### Exercise details
Write the material out again, line by line, exactly as it is.

### Records about charts and figures
## Start
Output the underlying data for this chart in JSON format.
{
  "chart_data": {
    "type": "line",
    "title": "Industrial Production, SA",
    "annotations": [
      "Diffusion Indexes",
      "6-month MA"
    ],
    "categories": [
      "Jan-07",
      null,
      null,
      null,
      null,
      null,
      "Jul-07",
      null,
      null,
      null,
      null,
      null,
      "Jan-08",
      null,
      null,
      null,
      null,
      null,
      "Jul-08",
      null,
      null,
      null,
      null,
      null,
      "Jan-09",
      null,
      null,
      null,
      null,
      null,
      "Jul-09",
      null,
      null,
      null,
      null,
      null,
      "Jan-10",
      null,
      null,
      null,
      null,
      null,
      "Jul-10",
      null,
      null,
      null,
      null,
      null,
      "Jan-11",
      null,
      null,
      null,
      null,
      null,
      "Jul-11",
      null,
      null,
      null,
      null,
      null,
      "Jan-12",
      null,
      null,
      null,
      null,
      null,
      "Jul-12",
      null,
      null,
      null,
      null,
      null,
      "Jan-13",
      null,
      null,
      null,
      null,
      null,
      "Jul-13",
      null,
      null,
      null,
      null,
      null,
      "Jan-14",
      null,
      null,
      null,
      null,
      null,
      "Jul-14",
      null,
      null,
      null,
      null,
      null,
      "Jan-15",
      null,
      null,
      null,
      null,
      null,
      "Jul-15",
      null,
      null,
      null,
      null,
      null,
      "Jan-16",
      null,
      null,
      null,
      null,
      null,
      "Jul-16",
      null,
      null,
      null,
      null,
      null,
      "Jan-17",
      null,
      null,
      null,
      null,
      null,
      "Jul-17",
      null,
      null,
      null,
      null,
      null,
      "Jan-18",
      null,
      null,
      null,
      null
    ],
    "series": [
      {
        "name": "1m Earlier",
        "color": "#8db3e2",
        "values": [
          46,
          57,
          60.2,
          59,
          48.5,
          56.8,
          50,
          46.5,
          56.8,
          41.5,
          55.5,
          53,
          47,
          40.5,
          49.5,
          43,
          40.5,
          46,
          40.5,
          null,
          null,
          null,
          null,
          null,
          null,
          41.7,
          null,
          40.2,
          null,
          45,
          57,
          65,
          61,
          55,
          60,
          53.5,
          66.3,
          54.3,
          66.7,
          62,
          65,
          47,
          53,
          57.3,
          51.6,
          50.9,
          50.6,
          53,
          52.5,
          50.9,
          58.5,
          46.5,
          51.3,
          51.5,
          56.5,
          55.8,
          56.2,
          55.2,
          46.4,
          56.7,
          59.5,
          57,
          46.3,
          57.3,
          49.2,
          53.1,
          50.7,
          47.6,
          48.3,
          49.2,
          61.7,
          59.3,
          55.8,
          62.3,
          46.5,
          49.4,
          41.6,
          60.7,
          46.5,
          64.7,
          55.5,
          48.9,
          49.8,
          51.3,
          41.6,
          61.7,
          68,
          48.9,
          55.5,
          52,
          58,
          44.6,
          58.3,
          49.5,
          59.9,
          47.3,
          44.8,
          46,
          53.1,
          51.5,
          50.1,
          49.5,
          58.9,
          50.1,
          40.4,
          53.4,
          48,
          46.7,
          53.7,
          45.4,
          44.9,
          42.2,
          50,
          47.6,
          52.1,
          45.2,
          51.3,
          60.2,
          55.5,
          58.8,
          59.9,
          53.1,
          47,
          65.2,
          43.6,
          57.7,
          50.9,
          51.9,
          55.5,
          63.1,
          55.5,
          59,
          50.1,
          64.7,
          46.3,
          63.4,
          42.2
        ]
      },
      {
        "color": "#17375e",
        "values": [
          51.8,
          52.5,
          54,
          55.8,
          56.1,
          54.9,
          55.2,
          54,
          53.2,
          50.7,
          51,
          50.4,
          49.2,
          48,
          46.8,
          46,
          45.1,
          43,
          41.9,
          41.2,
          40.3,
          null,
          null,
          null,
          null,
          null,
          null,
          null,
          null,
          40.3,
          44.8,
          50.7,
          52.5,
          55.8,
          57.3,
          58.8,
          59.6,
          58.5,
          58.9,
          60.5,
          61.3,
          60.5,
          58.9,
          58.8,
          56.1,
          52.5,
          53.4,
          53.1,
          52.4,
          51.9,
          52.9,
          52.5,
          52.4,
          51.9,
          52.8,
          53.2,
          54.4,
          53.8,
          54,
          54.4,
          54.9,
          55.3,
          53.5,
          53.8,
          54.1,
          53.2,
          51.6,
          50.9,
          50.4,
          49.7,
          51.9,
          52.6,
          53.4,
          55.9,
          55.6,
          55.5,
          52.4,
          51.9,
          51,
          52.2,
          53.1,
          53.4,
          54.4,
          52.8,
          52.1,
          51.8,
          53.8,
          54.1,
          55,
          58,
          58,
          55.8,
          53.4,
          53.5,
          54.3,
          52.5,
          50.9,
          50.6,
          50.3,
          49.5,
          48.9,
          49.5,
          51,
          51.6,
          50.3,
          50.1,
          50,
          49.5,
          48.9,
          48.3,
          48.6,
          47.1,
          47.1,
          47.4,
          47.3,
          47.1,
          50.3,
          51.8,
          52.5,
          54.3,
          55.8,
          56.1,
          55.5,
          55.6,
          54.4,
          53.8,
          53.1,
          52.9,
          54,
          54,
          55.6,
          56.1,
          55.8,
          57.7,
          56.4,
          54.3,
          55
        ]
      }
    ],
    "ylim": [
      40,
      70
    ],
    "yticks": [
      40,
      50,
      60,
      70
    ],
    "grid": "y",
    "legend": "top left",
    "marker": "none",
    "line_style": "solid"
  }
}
## End
### Result of the task
Output the underlying data for this chart in JSON format.
{
  "chart_data": {
    "type": "line",
    "title": "Industrial Production, SA",
    "annotations": [
      "Diffusion Indexes",
      "6-month MA"
    ],
    "categories": [
      "Jan-07",
      null,
      null,
      null,
      null,
      null,
      "Jul-07",
      null,
      null,
      null,
      null,
      null,
      "Jan-08",
      null,
      null,
      null,
      null,
      null,
      "Jul-08",
      null,
      null,
      null,
      null,
      null,
      "Jan-09",
      null,
      null,
      null,
      null,
      null,
      "Jul-09",
      null,
      null,
      null,
      null,
      null,
      "Jan-10",
      null,
      null,
      null,
      null,
      null,
      "Jul-10",
      null,
      null,
      null,
      null,
      null,
      "Jan-11",
      null,
      null,
      null,
      null,
      null,
      "Jul-11",
      null,
      null,
      null,
      null,
      null,
      "Jan-12",
      null,
      null,
      null,
      null,
      null,
      "Jul-12",
      null,
      null,
      null,
      null,
      null,
      "Jan-13",
      null,
      null,
      null,
      null,
      null,
      "Jul-13",
      null,
      null,
      null,
      null,
      null,
      "Jan-14",
      null,
      null,
      null,
      null,
      null,
      "Jul-14",
      null,
      null,
      null,
      null,
      null,
      "Jan-15",
      null,
      null,
      null,
      null,
      null,
      "Jul-15",
      null,
      null,
      null,
      null,
      null,
      "Jan-16",
      null,
      null,
      null,
      null,
      null,
      "Jul-16",
      null,
      null,
      null,
      null,
      null,
      "Jan-17",
      null,
      null,
      null,
      null,
      null,
      "Jul-17",
      null,
      null,
      null,
      null,
      null,
      "Jan-18",
      null,
      null,
      null,
      null
    ],
    "series": [
      {
        "name": "1m Earlier",
        "color": "#8db3e2",
        "values": [
          46,
          57,
          60.2,
          59,
          48.5,
          56.8,
          50,
          46.5,
          56.8,
          41.5,
          55.5,
          53,
          47,
          40.5,
          49.5,
          43,
          40.5,
          46,
          40.5,
          null,
          null,
          null,
          null,
          null,
          null,
          41.7,
          null,
          40.2,
          null,
          45,
          57,
          65,
          61,
          55,
          60,
          53.5,
          66.3,
          54.3,
          66.7,
          62,
          65,
          47,
          53,
          57.3,
          51.6,
          50.9,
          50.6,
          53,
          52.5,
          50.9,
          58.5,
          46.5,
          51.3,
          51.5,
          56.5,
          55.8,
          56.2,
          55.2,
          46.4,
          56.7,
          59.5,
          57,
          46.3,
          57.3,
          49.2,
          53.1,
          50.7,
          47.6,
          48.3,
          49.2,
          61.7,
          59.3,
          55.8,
          62.3,
          46.5,
          49.4,
          41.6,
          60.7,
          46.5,
          64.7,
          55.5,
          48.9,
          49.8,
          51.3,
          41.6,
          61.7,
          68,
          48.9,
          55.5,
          52,
          58,
          44.6,
          58.3,
          49.5,
          59.9,
          47.3,
          44.8,
          46,
          53.1,
          51.5,
          50.1,
          49.5,
          58.9,
          50.1,
          40.4,
          53.4,
          48,
          46.7,
          53.7,
          45.4,
          44.9,
          42.2,
          50,
          47.6,
          52.1,
          45.2,
          51.3,
          60.2,
          55.5,
          58.8,
          59.9,
          53.1,
          47,
          65.2,
          43.6,
          57.7,
          50.9,
          51.9,
          55.5,
          63.1,
          55.5,
          59,
          50.1,
          64.7,
          46.3,
          63.4,
          42.2
        ]
      },
      {
        "color": "#17375e",
        "values": [
          51.8,
          52.5,
          54,
          55.8,
          56.1,
          54.9,
          55.2,
          54,
          53.2,
          50.7,
          51,
          50.4,
          49.2,
          48,
          46.8,
          46,
          45.1,
          43,
          41.9,
          41.2,
          40.3,
          null,
          null,
          null,
          null,
          null,
          null,
          null,
          null,
          40.3,
          44.8,
          50.7,
          52.5,
          55.8,
          57.3,
          58.8,
          59.6,
          58.5,
          58.9,
          60.5,
          61.3,
          60.5,
          58.9,
          58.8,
          56.1,
          52.5,
          53.4,
          53.1,
          52.4,
          51.9,
          52.9,
          52.5,
          52.4,
          51.9,
          52.8,
          53.2,
          54.4,
          53.8,
          54,
          54.4,
          54.9,
          55.3,
          53.5,
          53.8,
          54.1,
          53.2,
          51.6,
          50.9,
          50.4,
          49.7,
          51.9,
          52.6,
          53.4,
          55.9,
          55.6,
          55.5,
          52.4,
          51.9,
          51,
          52.2,
          53.1,
          53.4,
          54.4,
          52.8,
          52.1,
          51.8,
          53.8,
          54.1,
          55,
          58,
          58,
          55.8,
          53.4,
          53.5,
          54.3,
          52.5,
          50.9,
          50.6,
          50.3,
          49.5,
          48.9,
          49.5,
          51,
          51.6,
          50.3,
          50.1,
          50,
          49.5,
          48.9,
          48.3,
          48.6,
          47.1,
          47.1,
          47.4,
          47.3,
          47.1,
          50.3,
          51.8,
          52.5,
          54.3,
          55.8,
          56.1,
          55.5,
          55.6,
          54.4,
          53.8,
          53.1,
          52.9,
          54,
          54,
          55.6,
          56.1,
          55.8,
          57.7,
          56.4,
          54.3,
          55
        ]
      }
    ],
    "ylim": [
      40,
      70
    ],
    "yticks": [
      40,
      50,
      60,
      70
    ],
    "grid": "y",
    "legend": "top left",
    "marker": "none",
    "line_style": "solid"
  }
}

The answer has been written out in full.